» Task to carry out: Where does the string "kommer" occur in the records below? Copy every line that holds it.

──────────────────────────────

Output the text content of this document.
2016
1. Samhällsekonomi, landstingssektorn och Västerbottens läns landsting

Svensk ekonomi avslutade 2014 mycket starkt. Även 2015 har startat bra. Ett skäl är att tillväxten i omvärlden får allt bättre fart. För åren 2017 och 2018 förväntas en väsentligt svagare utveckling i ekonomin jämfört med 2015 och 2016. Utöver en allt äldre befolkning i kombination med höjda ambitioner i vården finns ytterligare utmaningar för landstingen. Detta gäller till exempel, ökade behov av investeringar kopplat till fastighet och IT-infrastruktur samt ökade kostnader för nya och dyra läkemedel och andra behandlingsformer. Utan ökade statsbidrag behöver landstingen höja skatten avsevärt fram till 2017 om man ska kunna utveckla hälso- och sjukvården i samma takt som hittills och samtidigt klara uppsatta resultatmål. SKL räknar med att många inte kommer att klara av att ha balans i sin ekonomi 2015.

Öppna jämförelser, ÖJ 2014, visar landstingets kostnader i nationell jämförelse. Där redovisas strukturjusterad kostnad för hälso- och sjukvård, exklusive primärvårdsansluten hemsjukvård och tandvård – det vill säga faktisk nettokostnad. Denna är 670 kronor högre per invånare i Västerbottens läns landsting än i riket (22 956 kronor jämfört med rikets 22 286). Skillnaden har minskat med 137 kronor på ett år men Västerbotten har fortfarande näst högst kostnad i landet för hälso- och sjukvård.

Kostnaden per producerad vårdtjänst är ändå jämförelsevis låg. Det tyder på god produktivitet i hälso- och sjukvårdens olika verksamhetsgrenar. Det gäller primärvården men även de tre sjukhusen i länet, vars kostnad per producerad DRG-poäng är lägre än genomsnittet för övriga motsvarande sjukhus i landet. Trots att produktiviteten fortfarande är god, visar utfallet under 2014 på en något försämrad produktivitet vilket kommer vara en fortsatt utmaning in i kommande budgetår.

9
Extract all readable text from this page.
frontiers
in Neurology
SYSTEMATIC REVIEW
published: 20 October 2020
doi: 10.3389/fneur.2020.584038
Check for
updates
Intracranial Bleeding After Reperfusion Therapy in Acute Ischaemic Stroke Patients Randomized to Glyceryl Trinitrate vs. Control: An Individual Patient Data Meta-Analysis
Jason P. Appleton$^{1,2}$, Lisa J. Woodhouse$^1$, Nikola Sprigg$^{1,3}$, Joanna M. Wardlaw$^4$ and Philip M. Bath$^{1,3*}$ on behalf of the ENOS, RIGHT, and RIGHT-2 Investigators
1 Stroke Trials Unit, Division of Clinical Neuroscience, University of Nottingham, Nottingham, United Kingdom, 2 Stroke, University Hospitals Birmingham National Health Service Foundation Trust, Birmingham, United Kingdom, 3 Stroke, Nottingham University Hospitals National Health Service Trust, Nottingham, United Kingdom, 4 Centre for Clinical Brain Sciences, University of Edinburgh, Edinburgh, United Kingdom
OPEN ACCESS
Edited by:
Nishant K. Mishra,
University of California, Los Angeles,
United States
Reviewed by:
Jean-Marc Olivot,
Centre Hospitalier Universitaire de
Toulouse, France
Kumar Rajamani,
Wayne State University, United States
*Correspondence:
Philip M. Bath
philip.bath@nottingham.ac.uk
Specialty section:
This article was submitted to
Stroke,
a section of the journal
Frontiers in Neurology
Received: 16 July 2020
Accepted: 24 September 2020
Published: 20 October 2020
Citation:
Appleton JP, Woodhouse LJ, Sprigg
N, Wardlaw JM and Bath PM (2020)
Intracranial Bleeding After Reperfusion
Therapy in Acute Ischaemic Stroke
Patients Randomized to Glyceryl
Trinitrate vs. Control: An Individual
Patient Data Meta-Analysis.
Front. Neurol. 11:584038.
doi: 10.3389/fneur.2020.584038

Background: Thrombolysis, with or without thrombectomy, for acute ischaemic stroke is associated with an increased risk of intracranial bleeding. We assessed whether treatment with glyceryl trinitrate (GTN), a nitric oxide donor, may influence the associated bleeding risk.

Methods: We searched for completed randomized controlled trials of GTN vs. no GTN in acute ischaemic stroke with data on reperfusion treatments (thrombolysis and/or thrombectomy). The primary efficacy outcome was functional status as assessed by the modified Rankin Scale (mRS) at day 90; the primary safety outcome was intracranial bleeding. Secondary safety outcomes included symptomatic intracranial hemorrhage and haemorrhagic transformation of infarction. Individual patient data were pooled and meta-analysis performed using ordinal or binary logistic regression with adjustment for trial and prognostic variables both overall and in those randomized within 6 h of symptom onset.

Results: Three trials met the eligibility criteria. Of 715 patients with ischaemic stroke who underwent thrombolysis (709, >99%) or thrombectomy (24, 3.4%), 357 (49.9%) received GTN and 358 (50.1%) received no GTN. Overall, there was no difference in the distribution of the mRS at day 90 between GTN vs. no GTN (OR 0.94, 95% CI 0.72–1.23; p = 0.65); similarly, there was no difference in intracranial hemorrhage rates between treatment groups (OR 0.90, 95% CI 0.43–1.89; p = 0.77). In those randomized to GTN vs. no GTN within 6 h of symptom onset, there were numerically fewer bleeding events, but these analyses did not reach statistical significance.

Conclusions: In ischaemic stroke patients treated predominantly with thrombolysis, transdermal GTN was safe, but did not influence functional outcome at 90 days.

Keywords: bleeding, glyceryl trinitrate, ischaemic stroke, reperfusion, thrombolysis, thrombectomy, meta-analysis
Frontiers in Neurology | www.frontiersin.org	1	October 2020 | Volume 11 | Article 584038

──────────────────────────────

» Completed exercise:
Svensk ekonomi avslutade 2014 mycket starkt. Även 2015 har startat bra. Ett skäl är att tillväxten i omvärlden får allt bättre fart. För åren 2017 och 2018 förväntas en väsentligt svagare utveckling i ekonomin jämfört med 2015 och 2016. Utöver en allt äldre befolkning i kombination med höjda ambitioner i vården finns ytterligare utmaningar för landstingen. Detta gäller till exempel, ökade behov av investeringar kopplat till fastighet och IT-infrastruktur samt ökade kostnader för nya och dyra läkemedel och andra behandlingsformer. Utan ökade statsbidrag behöver landstingen höja skatten avsevärt fram till 2017 om man ska kunna utveckla hälso- och sjukvården i samma takt som hittills och samtidigt klara uppsatta resultatmål. SKL räknar med att många inte kommer att klara av att ha balans i sin ekonomi 2015.
Kostnaden per producerad vårdtjänst är ändå jämförelsevis låg. Det tyder på god produktivitet i hälso- och sjukvårdens olika verksamhetsgrenar. Det gäller primärvården men även de tre sjukhusen i länet, vars kostnad per producerad DRG-poäng är lägre än genomsnittet för övriga motsvarande sjukhus i landet. Trots att produktiviteten fortfarande är god, visar utfallet under 2014 på en något försämrad produktivitet vilket kommer vara en fortsatt utmaning in i kommande budgetår.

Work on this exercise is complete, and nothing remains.